Job: Find the lines below that contain the string "Differences". Copy each one.

Task material:
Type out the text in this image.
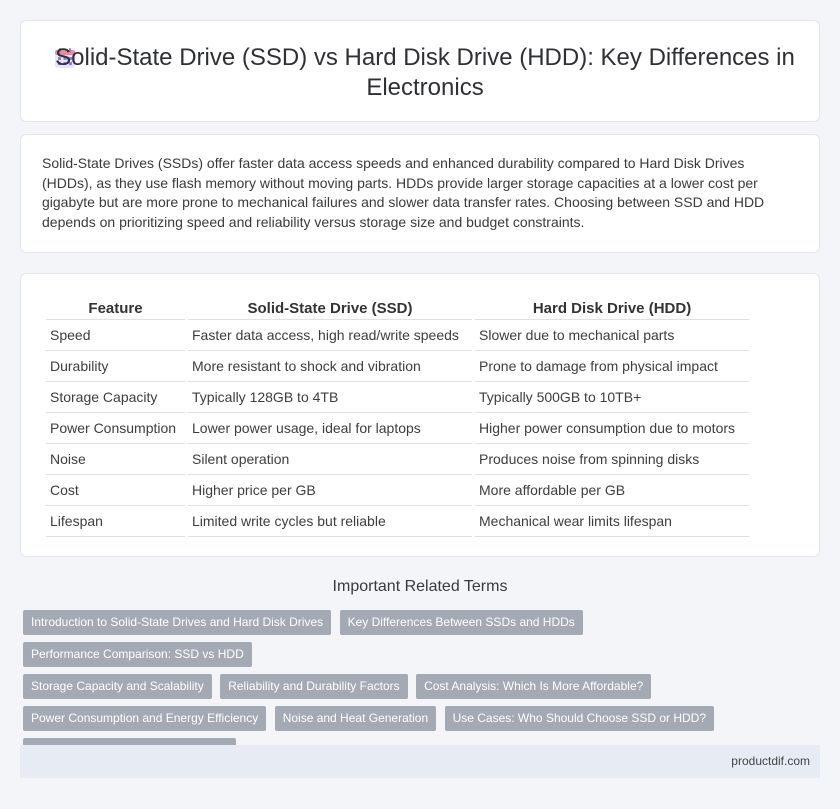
Solid-State Drive (SSD) vs Hard Disk Drive (HDD): Key Differences in Electronics

Solid-State Drives (SSDs) offer faster data access speeds and enhanced durability compared to Hard Disk Drives (HDDs), as they use flash memory without moving parts. HDDs provide larger storage capacities at a lower cost per gigabyte but are more prone to mechanical failures and slower data transfer rates. Choosing between SSD and HDD depends on prioritizing speed and reliability versus storage size and budget constraints.

Feature	Solid-State Drive (SSD)	Hard Disk Drive (HDD)
Speed	Faster data access, high read/write speeds	Slower due to mechanical parts
Durability	More resistant to shock and vibration	Prone to damage from physical impact
Storage Capacity	Typically 128GB to 4TB	Typically 500GB to 10TB+
Power Consumption	Lower power usage, ideal for laptops	Higher power consumption due to motors
Noise	Silent operation	Produces noise from spinning disks
Cost	Higher price per GB	More affordable per GB
Lifespan	Limited write cycles but reliable	Mechanical wear limits lifespan
Important Related Terms
Introduction to Solid-State Drives and Hard Disk Drives Key Differences Between SSDs and HDDs Performance Comparison: SSD vs HDD
Storage Capacity and Scalability Reliability and Durability Factors Cost Analysis: Which Is More Affordable?
Power Consumption and Energy Efficiency Noise and Heat Generation Use Cases: Who Should Choose SSD or HDD?

productdif.com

Written solution:
Solid-State Drive (SSD) vs Hard Disk Drive (HDD): Key Differences in Electronics
Introduction to Solid-State Drives and Hard Disk Drives Key Differences Between SSDs and HDDs Performance Comparison: SSD vs HDD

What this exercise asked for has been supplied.